EXERCISE PROMPT
Determine which lines contain the word "Condomínio", then copy those lines.

** Begin EXERCISE MATERIALS **

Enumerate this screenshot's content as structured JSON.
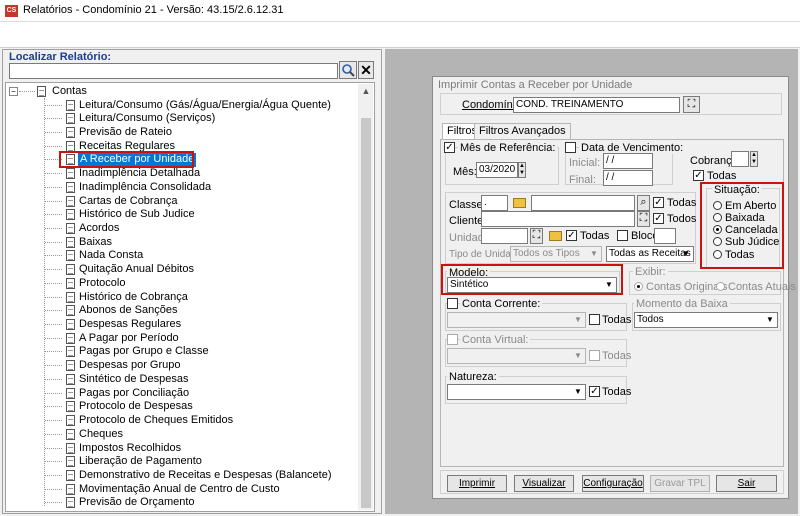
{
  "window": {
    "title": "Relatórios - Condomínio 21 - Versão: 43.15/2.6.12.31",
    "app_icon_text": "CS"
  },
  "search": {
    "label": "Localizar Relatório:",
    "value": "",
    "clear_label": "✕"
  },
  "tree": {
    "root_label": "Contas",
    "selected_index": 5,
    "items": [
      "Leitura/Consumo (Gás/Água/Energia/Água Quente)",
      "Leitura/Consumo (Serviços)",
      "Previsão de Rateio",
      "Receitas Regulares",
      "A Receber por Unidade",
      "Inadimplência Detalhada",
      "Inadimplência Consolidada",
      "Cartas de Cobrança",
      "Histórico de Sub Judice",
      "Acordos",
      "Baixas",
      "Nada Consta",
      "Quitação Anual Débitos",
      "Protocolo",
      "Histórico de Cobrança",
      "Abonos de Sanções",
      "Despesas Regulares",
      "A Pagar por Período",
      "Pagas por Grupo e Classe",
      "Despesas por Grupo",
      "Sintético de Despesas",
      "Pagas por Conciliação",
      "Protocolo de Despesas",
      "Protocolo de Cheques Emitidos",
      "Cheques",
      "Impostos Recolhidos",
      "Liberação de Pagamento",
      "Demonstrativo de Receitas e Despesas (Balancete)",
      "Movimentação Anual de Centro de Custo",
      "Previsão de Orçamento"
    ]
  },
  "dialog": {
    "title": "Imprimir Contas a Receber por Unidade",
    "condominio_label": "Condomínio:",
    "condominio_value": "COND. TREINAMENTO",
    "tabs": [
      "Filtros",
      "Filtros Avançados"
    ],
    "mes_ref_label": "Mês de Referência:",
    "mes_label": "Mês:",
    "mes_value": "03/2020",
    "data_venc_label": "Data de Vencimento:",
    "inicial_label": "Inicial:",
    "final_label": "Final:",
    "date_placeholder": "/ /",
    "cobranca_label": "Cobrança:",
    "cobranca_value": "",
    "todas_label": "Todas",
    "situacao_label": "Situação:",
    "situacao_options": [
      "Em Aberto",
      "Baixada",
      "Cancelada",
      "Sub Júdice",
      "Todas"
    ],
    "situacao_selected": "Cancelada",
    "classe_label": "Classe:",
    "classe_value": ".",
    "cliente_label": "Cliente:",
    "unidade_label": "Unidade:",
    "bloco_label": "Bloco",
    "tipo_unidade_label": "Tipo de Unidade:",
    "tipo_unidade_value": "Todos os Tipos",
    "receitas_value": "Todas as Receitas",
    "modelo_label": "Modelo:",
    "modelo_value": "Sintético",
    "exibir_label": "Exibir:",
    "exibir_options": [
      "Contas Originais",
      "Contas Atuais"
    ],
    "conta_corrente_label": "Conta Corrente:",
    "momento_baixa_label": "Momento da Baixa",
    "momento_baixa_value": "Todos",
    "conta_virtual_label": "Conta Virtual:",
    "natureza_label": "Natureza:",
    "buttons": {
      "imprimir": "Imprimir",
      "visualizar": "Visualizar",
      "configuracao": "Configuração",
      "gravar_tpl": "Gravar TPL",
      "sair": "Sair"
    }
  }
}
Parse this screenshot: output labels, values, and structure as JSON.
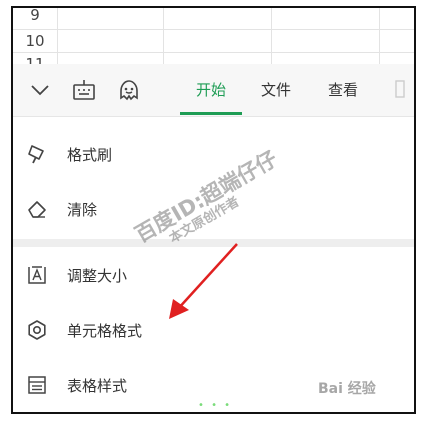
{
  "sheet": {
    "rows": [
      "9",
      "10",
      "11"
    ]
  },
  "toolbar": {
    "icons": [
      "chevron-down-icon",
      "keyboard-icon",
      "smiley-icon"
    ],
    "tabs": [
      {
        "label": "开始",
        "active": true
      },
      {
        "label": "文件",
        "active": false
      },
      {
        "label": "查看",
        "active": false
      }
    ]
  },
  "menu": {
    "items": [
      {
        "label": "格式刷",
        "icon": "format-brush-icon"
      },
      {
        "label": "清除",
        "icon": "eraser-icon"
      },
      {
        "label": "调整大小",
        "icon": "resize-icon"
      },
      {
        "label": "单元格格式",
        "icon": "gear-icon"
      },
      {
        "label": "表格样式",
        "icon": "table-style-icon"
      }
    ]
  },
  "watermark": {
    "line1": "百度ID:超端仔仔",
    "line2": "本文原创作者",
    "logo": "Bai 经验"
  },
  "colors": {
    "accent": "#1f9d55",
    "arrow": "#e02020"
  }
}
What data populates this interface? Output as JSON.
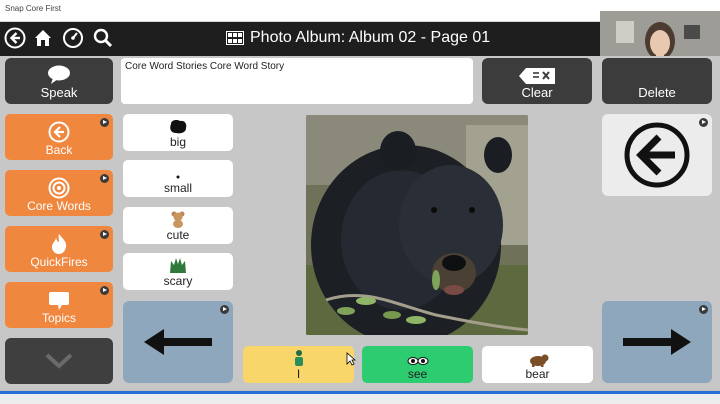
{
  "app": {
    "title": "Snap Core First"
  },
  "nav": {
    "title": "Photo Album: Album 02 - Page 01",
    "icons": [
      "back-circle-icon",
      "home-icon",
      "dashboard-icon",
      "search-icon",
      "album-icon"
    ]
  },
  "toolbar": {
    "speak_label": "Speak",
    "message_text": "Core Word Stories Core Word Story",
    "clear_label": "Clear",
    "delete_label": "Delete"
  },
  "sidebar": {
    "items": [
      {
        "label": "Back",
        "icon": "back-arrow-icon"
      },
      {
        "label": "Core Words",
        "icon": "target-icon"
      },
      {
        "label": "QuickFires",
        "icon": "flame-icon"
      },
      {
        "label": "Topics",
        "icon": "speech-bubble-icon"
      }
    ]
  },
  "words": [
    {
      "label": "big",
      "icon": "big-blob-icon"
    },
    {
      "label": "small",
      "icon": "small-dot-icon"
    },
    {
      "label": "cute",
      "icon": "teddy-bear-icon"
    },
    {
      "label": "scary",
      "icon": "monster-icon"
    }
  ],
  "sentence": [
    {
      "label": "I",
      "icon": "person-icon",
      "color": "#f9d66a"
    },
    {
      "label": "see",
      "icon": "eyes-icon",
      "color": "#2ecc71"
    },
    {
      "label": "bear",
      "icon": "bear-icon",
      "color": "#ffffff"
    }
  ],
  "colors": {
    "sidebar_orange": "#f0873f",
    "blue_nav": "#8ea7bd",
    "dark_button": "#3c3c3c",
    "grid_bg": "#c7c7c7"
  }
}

** End EXERCISE MATERIALS **
** Begin EXERCISE MATERIALS **

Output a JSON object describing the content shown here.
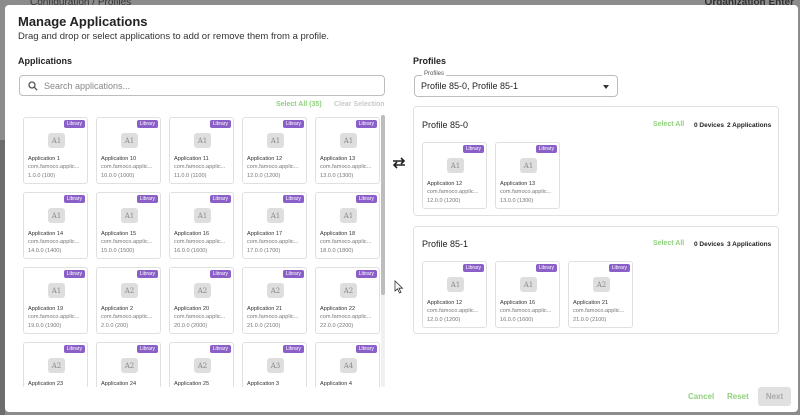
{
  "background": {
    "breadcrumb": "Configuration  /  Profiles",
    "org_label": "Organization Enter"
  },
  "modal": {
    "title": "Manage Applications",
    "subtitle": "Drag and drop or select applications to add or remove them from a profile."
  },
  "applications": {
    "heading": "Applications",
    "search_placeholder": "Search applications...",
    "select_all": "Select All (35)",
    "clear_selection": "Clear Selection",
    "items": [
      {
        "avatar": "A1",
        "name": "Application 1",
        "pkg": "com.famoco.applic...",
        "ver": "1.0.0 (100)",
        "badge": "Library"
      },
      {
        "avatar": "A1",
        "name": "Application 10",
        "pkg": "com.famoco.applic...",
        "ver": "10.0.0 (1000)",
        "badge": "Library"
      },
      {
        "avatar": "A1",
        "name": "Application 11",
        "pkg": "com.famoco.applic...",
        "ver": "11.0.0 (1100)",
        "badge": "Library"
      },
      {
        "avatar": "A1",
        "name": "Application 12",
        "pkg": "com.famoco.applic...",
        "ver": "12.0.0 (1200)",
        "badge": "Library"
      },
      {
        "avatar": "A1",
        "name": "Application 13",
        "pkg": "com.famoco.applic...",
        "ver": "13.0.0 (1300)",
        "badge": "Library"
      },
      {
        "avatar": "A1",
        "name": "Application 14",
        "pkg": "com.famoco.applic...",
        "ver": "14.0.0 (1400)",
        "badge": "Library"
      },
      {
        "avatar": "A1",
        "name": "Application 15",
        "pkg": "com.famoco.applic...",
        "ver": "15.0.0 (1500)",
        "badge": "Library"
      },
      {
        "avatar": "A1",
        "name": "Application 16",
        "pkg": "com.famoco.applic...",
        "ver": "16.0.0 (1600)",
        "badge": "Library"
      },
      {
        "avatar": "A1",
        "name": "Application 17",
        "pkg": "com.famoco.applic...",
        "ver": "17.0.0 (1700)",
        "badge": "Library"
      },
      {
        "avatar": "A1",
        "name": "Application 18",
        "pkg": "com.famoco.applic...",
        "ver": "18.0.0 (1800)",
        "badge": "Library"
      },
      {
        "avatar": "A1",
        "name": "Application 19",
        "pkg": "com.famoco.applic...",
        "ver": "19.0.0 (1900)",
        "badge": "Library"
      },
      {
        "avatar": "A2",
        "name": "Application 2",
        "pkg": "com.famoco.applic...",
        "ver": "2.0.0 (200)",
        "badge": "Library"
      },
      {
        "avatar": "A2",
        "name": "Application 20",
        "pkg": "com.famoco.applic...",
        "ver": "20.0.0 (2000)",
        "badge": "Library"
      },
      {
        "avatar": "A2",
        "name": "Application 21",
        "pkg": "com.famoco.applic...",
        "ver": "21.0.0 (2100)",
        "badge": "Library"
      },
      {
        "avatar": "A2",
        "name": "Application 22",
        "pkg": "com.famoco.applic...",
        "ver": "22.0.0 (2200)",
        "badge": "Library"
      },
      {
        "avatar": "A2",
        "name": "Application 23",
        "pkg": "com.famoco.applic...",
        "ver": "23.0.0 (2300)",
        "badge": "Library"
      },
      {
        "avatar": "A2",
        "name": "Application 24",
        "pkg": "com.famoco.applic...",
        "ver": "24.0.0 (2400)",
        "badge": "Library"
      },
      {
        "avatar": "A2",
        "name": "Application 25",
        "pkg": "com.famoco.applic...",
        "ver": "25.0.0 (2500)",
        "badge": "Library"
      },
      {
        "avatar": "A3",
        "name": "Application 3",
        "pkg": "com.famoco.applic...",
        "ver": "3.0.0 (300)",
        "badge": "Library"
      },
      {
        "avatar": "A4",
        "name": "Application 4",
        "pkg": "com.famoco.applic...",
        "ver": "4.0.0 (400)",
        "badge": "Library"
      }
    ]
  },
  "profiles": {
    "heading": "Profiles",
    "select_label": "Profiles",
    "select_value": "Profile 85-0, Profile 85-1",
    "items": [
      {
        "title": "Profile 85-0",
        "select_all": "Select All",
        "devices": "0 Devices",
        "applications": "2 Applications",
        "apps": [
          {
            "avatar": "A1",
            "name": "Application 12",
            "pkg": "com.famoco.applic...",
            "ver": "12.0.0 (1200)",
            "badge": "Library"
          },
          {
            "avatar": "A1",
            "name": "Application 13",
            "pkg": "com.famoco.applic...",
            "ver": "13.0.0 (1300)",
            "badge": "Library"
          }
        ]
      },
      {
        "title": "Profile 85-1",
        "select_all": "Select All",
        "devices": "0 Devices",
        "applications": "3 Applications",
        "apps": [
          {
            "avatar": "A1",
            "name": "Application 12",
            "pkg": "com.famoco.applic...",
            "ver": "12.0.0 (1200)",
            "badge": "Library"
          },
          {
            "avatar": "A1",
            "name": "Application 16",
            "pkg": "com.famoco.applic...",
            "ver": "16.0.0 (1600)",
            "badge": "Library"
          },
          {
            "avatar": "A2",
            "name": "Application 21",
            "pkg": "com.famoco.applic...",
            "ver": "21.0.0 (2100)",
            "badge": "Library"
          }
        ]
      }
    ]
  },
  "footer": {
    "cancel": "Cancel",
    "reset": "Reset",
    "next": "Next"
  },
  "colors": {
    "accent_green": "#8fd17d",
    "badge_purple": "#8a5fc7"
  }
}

** End EXERCISE MATERIALS **

EXERCISE OUTPUT
    "title": "Relatórios - Condomínio 21 - Versão: 43.15/2.6.12.31",
    "condominio_label": "Condomínio:",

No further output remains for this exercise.